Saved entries
+++++
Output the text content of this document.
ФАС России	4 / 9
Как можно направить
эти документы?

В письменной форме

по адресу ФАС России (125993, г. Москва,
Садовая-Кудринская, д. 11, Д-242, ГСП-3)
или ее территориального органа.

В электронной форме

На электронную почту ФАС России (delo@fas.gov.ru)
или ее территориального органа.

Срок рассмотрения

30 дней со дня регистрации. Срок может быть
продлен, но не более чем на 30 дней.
+++++
**Work to be completed**
Go through the records and print each one exactly.

**Written solution**
Output the text content of this document.
ФАС России	4 / 9
Как можно направить
эти документы?

В письменной форме

по адресу ФАС России (125993, г. Москва,
Садовая-Кудринская, д. 11, Д-242, ГСП-3)
или ее территориального органа.

В электронной форме

На электронную почту ФАС России (delo@fas.gov.ru)
или ее территориального органа.

Срок рассмотрения

30 дней со дня регистрации. Срок может быть
продлен, но не более чем на 30 дней.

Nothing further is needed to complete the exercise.